Material for this exercise:
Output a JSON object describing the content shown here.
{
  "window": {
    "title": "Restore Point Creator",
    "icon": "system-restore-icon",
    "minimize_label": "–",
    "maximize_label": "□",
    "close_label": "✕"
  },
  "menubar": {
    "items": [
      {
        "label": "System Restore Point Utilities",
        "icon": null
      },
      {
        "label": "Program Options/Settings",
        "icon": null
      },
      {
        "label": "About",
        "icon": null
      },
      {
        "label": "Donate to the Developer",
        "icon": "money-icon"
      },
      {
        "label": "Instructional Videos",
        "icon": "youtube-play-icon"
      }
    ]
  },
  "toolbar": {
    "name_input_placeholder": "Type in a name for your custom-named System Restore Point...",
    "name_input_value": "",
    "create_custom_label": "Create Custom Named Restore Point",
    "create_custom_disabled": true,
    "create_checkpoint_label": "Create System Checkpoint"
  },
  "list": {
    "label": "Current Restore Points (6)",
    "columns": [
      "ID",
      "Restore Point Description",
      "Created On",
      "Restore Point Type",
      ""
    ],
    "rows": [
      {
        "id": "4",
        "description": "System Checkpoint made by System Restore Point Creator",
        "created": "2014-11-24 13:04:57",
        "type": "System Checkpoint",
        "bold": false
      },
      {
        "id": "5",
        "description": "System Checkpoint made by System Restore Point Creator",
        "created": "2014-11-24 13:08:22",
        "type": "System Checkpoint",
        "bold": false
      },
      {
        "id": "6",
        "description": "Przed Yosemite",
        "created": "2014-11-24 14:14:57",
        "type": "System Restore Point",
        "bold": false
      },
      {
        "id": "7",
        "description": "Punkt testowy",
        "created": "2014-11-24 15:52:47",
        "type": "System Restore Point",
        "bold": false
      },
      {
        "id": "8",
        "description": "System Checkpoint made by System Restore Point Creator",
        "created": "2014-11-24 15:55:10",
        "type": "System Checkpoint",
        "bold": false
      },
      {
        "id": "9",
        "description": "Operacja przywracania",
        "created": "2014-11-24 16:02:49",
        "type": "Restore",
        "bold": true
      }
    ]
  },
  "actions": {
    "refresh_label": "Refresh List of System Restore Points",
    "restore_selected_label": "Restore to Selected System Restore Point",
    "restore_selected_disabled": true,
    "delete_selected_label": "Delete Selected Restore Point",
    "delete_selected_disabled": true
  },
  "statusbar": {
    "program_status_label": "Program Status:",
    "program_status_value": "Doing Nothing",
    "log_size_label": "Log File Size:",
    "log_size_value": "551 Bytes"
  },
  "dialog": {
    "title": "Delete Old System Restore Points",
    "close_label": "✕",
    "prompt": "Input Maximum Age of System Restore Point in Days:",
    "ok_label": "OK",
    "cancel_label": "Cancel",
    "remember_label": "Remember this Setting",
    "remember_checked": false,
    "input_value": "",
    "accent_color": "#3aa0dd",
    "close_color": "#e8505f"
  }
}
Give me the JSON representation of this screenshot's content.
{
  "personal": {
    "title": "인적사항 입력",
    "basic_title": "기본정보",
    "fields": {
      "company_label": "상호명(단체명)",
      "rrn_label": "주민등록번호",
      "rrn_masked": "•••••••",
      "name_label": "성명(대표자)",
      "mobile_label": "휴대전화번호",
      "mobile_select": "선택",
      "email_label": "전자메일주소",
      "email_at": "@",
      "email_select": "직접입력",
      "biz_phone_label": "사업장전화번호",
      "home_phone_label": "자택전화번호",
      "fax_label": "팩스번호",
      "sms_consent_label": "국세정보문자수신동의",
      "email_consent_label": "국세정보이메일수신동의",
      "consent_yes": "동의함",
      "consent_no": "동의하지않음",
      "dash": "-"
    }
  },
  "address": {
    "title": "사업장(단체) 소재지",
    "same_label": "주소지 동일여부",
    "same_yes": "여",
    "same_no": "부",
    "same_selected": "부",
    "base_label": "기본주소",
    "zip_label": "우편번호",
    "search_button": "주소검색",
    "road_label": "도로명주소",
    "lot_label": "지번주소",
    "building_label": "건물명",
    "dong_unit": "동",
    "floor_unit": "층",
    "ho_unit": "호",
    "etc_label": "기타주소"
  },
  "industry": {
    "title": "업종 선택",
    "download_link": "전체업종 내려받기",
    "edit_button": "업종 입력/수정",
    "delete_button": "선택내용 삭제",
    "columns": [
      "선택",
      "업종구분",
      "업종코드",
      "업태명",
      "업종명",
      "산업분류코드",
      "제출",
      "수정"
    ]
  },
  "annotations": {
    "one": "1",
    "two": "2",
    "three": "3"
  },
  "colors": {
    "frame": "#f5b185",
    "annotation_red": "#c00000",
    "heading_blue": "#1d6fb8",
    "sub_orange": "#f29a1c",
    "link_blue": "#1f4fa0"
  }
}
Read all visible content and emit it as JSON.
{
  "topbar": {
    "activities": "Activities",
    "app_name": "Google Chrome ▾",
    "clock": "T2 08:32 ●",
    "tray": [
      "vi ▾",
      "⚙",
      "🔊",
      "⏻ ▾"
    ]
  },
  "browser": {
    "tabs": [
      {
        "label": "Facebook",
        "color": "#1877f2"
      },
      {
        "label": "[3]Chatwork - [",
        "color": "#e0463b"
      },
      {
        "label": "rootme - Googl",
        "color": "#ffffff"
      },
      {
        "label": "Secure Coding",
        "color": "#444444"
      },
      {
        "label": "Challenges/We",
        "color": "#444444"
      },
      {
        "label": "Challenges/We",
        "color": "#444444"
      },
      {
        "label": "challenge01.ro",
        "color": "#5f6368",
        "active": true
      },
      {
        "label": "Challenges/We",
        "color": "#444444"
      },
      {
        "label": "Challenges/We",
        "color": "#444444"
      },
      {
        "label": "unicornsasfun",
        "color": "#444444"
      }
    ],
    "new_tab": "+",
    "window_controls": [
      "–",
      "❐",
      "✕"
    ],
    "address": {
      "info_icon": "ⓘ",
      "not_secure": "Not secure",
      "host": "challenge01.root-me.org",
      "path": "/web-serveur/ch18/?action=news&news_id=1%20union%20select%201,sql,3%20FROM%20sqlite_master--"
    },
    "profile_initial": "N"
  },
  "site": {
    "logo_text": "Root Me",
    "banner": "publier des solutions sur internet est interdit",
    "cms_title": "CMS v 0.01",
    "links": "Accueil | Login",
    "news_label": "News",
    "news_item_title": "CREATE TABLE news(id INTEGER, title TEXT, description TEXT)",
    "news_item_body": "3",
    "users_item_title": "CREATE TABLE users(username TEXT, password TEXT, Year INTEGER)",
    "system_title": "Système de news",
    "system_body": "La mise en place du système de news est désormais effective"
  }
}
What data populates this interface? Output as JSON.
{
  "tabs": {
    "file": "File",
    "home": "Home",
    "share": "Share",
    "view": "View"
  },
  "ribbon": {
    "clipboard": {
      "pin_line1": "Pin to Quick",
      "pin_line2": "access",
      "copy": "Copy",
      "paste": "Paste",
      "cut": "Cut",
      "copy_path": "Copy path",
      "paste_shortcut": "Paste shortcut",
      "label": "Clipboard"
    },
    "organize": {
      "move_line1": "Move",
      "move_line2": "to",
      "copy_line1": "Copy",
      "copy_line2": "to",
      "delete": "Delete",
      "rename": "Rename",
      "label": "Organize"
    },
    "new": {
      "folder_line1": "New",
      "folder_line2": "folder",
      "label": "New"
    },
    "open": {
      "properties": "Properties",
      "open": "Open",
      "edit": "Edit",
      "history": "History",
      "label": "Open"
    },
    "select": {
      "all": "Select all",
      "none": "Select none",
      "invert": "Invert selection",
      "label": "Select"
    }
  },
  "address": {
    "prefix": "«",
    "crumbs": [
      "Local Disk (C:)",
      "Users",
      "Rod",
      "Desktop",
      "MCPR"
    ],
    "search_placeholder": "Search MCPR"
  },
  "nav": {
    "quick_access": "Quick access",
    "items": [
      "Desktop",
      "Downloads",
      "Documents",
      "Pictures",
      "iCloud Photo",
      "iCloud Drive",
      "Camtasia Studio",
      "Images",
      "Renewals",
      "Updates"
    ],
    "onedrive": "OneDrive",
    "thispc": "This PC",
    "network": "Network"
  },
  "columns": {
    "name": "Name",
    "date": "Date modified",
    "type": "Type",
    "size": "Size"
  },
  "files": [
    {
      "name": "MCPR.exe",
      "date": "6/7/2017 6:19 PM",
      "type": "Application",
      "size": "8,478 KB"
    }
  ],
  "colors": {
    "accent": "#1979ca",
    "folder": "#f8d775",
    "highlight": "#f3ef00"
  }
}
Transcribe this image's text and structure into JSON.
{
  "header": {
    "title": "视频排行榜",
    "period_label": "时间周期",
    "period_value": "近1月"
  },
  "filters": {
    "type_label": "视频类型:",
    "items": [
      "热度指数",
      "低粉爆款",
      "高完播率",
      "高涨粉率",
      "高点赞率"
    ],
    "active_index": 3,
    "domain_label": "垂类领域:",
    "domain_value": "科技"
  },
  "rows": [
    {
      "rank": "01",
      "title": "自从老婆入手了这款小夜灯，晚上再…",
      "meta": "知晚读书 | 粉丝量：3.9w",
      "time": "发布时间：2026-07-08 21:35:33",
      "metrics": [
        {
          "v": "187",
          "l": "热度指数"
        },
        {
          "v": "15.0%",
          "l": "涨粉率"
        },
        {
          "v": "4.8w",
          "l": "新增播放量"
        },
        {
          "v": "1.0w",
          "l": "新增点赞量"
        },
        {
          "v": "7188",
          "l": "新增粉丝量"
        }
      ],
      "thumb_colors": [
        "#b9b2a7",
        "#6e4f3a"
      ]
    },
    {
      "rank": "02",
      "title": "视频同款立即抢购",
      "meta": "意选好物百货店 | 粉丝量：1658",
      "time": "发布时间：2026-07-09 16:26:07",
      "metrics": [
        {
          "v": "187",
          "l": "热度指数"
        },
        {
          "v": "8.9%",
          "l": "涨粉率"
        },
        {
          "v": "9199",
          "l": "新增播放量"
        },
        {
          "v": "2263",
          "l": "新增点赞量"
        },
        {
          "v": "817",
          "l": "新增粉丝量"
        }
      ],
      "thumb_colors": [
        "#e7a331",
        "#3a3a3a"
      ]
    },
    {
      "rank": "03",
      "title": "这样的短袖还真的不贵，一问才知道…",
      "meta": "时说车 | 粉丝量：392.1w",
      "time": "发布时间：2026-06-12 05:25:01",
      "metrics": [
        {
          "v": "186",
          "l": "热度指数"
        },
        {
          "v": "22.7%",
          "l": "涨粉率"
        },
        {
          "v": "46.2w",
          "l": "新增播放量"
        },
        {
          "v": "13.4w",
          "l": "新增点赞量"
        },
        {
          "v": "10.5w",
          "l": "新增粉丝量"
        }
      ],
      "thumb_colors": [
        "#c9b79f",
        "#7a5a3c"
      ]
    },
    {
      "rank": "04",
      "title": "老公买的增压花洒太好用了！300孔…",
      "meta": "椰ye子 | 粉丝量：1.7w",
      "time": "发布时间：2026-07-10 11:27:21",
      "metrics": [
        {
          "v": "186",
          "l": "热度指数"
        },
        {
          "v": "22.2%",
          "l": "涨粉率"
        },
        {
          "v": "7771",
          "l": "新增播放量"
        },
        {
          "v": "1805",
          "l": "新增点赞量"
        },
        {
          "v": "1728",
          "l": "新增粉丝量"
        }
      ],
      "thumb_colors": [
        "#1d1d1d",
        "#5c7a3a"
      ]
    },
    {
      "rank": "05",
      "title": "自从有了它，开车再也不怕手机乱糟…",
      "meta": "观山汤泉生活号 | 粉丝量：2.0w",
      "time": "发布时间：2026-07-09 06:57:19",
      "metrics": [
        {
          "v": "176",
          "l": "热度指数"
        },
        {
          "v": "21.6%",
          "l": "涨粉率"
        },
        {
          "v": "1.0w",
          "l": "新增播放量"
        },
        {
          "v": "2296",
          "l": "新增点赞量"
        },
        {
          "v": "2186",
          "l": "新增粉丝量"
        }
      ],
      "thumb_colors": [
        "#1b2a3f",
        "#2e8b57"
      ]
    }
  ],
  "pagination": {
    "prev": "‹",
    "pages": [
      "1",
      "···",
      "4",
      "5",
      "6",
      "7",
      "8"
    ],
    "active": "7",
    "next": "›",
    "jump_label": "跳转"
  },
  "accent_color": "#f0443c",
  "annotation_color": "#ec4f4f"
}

Task requirements:
Copy every line of the listing containing the string "Paste".

Reply:
      "paste": "Paste",
      "paste_shortcut": "Paste shortcut",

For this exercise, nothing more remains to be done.